(The exercise): Return the full material exactly.

(Material shown):
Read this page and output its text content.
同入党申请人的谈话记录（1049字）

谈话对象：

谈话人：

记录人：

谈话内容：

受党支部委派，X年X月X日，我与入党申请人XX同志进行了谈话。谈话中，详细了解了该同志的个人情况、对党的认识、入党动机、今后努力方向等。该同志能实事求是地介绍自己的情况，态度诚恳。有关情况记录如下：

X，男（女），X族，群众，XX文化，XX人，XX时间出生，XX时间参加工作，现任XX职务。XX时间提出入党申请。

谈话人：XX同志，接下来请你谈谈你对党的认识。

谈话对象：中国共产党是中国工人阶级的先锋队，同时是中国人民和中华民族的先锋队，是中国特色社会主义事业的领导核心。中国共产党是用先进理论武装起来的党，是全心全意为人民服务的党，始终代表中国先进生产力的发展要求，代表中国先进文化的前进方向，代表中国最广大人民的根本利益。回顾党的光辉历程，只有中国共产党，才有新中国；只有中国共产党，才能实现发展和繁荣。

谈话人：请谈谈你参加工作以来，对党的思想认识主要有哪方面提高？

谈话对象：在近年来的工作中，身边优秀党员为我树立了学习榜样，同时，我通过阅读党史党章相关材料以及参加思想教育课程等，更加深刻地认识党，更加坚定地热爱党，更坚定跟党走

(Answer for the task):
Read this page and output its text content.
同入党申请人的谈话记录（1049字）

谈话对象：

谈话人：

记录人：

谈话内容：

受党支部委派，X年X月X日，我与入党申请人XX同志进行了谈话。谈话中，详细了解了该同志的个人情况、对党的认识、入党动机、今后努力方向等。该同志能实事求是地介绍自己的情况，态度诚恳。有关情况记录如下：

X，男（女），X族，群众，XX文化，XX人，XX时间出生，XX时间参加工作，现任XX职务。XX时间提出入党申请。

谈话人：XX同志，接下来请你谈谈你对党的认识。

谈话对象：中国共产党是中国工人阶级的先锋队，同时是中国人民和中华民族的先锋队，是中国特色社会主义事业的领导核心。中国共产党是用先进理论武装起来的党，是全心全意为人民服务的党，始终代表中国先进生产力的发展要求，代表中国先进文化的前进方向，代表中国最广大人民的根本利益。回顾党的光辉历程，只有中国共产党，才有新中国；只有中国共产党，才能实现发展和繁荣。

谈话人：请谈谈你参加工作以来，对党的思想认识主要有哪方面提高？

谈话对象：在近年来的工作中，身边优秀党员为我树立了学习榜样，同时，我通过阅读党史党章相关材料以及参加思想教育课程等，更加深刻地认识党，更加坚定地热爱党，更坚定跟党走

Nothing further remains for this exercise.